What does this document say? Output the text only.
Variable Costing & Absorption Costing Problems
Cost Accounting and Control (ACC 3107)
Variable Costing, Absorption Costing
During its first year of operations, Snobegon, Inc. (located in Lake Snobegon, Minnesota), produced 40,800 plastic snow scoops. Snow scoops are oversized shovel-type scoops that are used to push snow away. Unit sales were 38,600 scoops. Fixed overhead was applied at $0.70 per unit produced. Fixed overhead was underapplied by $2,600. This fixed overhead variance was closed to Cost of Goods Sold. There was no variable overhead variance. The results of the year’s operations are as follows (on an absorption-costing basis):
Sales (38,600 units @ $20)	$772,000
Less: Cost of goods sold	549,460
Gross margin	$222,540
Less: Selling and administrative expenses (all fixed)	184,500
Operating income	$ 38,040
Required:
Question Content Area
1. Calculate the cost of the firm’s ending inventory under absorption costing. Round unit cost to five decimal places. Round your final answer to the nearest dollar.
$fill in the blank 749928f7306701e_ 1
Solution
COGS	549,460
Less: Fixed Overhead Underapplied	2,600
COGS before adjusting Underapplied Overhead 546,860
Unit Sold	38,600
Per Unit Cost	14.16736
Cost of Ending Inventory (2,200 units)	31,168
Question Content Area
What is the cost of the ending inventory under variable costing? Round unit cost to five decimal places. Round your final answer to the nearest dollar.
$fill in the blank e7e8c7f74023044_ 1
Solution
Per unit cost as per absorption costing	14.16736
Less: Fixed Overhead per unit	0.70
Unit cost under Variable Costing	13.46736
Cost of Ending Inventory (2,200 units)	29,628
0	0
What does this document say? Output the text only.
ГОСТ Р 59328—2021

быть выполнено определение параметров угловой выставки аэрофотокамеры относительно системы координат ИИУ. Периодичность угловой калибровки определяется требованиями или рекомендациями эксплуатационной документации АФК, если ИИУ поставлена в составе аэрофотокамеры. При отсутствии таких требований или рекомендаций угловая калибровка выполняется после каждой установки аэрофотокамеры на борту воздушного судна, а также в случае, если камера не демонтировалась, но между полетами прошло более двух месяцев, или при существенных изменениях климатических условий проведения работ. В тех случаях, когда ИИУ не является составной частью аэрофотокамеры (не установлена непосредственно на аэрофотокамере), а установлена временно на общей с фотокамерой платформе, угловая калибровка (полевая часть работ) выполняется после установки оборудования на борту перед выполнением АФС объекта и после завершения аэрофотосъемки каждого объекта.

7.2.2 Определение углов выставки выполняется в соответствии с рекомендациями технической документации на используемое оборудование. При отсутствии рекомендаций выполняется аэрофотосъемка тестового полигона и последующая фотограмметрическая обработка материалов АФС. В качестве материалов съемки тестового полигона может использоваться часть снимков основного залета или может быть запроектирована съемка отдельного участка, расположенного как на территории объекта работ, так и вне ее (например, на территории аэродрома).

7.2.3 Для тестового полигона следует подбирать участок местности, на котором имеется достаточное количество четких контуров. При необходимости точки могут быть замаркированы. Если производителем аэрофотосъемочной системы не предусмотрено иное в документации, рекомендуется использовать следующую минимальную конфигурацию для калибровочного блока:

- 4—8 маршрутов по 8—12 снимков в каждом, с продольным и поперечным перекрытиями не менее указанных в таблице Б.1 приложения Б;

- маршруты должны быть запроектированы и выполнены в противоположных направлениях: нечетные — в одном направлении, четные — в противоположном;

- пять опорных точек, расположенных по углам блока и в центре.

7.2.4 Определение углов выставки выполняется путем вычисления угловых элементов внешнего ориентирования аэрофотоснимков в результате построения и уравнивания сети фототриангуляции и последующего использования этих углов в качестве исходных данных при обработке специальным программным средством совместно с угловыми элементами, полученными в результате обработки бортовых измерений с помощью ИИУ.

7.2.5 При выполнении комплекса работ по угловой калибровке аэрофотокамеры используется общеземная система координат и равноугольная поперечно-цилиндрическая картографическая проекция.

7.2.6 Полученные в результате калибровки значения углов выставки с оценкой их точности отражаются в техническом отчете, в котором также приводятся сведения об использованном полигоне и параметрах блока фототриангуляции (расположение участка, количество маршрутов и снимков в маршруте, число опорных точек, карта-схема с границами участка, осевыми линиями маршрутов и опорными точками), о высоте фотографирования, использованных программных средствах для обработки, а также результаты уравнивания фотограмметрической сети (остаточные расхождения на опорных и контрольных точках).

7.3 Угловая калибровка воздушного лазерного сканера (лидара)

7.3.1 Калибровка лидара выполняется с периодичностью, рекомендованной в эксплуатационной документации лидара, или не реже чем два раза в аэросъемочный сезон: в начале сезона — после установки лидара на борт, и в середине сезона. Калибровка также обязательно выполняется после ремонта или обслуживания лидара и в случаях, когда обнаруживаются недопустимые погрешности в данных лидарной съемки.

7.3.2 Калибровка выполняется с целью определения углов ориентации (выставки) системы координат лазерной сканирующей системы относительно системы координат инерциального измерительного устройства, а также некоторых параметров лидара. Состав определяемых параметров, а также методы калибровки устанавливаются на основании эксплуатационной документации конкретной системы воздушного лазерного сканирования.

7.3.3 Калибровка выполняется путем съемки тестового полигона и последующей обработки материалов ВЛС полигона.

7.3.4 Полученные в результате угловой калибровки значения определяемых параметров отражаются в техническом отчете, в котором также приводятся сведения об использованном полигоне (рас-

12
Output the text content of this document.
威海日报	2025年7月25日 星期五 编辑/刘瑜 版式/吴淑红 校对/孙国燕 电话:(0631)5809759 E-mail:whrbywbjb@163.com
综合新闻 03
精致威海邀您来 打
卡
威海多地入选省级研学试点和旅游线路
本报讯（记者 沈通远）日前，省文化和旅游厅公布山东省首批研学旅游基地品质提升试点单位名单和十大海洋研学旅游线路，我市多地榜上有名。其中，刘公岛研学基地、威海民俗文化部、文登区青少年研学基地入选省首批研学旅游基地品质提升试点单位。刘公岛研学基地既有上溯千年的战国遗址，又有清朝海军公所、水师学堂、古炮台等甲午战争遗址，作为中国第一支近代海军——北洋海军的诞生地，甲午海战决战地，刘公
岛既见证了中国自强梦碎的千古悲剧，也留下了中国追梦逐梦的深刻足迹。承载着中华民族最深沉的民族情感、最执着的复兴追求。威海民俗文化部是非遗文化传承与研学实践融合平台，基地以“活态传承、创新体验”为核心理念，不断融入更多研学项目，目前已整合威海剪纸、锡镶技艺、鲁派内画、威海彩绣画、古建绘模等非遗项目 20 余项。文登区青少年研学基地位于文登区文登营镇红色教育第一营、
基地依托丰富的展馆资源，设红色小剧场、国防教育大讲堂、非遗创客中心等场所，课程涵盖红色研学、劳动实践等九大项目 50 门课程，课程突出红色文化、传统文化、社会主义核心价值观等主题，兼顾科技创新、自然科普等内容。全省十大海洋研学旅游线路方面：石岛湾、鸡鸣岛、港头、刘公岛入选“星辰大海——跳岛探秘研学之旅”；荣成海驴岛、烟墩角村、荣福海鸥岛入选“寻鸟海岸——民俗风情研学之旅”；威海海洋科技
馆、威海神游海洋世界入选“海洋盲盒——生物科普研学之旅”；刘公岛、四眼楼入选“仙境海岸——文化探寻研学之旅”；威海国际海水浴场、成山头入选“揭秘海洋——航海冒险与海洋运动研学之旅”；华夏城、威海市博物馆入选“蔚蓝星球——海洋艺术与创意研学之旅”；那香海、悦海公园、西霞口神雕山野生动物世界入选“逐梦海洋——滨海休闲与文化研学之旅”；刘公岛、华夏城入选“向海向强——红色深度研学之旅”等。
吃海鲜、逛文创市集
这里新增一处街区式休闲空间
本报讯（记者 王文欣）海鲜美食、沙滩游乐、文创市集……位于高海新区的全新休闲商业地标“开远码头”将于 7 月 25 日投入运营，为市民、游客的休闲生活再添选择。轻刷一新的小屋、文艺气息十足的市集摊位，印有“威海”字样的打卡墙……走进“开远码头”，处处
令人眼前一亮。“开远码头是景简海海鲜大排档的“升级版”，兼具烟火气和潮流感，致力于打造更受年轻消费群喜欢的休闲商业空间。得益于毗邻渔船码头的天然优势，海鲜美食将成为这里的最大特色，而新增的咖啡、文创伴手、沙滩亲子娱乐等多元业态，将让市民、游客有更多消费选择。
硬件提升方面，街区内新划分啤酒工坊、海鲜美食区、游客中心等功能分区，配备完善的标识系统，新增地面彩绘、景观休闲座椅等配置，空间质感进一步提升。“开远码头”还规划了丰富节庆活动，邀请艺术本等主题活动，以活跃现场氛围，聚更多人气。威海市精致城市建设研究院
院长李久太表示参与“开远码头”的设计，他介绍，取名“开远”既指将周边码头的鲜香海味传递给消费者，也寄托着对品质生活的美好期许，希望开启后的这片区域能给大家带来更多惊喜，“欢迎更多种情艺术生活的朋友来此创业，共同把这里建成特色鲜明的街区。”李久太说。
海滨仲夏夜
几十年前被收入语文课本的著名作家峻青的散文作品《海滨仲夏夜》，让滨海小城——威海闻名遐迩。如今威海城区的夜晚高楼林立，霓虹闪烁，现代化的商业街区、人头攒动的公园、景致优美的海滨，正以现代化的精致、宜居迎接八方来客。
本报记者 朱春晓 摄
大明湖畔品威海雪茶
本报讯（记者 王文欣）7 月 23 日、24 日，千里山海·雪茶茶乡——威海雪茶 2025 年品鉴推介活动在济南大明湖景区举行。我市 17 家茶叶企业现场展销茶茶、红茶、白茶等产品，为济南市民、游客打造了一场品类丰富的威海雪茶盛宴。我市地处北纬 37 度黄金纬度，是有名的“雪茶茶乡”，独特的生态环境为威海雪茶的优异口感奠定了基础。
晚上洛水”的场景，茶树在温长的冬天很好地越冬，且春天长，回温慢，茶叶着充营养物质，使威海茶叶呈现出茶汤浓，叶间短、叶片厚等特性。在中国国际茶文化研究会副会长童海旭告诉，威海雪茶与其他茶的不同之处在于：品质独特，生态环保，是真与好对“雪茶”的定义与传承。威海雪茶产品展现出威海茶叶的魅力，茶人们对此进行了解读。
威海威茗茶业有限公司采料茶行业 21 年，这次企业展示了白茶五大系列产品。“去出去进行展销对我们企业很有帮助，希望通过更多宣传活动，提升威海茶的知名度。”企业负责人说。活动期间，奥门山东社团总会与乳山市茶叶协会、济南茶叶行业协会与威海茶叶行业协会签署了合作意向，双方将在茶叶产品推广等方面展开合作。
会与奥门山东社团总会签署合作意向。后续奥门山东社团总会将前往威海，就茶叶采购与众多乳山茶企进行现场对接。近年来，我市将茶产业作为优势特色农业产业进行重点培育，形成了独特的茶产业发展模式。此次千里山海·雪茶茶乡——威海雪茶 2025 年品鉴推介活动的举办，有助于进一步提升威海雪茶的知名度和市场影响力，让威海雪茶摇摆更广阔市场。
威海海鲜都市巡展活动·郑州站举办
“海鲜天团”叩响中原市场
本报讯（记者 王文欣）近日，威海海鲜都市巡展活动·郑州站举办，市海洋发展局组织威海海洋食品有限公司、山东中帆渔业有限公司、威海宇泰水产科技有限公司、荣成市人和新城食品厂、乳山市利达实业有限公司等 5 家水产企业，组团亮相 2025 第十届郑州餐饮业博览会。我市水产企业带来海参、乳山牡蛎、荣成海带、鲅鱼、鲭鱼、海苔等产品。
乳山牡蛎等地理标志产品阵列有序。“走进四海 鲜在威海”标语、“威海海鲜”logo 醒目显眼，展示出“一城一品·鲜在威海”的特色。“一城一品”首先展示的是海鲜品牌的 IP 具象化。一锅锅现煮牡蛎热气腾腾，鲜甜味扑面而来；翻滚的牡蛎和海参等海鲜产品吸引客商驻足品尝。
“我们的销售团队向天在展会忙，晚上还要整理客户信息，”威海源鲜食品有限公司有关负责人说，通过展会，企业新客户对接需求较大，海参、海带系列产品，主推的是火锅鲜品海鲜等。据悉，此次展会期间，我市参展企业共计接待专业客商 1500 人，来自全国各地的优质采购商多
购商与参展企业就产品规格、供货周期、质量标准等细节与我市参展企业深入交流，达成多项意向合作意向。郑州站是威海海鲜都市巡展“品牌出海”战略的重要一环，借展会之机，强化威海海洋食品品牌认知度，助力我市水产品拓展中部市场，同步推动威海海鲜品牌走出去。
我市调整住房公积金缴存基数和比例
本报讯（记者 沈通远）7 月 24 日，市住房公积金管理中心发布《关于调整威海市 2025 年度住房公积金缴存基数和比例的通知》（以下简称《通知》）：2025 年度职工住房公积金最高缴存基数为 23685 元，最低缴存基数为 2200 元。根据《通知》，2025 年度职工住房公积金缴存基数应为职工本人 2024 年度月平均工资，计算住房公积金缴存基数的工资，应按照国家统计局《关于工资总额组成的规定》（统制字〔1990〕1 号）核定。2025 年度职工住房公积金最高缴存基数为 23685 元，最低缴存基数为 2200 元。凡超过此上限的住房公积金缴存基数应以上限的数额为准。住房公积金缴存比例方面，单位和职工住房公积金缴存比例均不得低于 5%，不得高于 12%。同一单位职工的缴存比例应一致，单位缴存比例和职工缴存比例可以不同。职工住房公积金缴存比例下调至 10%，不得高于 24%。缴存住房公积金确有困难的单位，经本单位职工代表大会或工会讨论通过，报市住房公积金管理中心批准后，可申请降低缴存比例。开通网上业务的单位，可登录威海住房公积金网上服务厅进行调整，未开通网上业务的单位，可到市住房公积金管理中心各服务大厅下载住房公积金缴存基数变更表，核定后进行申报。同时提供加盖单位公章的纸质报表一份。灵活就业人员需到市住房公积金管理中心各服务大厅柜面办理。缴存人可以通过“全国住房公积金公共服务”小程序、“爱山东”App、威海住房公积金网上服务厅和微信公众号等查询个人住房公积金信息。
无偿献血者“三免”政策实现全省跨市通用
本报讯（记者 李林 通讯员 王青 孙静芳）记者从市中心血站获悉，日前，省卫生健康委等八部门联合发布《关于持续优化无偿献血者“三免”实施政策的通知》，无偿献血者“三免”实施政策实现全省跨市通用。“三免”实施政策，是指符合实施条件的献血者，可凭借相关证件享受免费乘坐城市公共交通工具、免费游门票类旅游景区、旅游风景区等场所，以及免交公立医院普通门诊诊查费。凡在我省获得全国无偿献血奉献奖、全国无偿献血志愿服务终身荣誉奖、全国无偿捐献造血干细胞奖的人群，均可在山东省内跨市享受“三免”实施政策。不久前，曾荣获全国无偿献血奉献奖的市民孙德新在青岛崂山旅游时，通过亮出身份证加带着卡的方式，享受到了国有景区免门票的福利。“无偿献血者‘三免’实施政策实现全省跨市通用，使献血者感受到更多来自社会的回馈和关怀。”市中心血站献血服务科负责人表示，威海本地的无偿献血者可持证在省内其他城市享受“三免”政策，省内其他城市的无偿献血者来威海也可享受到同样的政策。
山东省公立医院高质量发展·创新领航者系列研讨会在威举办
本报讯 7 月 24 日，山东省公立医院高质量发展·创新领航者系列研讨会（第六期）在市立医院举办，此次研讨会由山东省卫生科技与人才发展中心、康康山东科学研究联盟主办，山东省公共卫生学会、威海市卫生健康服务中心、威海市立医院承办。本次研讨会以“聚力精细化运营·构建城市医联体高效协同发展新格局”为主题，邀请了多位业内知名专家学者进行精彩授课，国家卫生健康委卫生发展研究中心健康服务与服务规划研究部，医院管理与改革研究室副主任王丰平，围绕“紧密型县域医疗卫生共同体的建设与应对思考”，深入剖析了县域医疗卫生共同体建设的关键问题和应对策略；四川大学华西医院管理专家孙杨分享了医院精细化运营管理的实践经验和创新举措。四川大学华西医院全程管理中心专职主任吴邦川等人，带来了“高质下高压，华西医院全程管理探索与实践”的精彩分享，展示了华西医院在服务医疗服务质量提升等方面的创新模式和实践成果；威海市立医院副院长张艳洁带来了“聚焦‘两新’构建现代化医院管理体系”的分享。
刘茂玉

→ **What you are asked to do**
Set out every line from the material that contains the string "雪茶茶乡".

→ **Exercise result**
本报讯（记者 王文欣）7 月 23 日、24 日，千里山海·雪茶茶乡——威海雪茶 2025 年品鉴推介活动在济南大明湖景区举行。我市 17 家茶叶企业现场展销茶茶、红茶、白茶等产品，为济南市民、游客打造了一场品类丰富的威海雪茶盛宴。我市地处北纬 37 度黄金纬度，是有名的“雪茶茶乡”，独特的生态环境为威海雪茶的优异口感奠定了基础。
会与奥门山东社团总会签署合作意向。后续奥门山东社团总会将前往威海，就茶叶采购与众多乳山茶企进行现场对接。近年来，我市将茶产业作为优势特色农业产业进行重点培育，形成了独特的茶产业发展模式。此次千里山海·雪茶茶乡——威海雪茶 2025 年品鉴推介活动的举办，有助于进一步提升威海雪茶的知名度和市场影响力，让威海雪茶摇摆更广阔市场。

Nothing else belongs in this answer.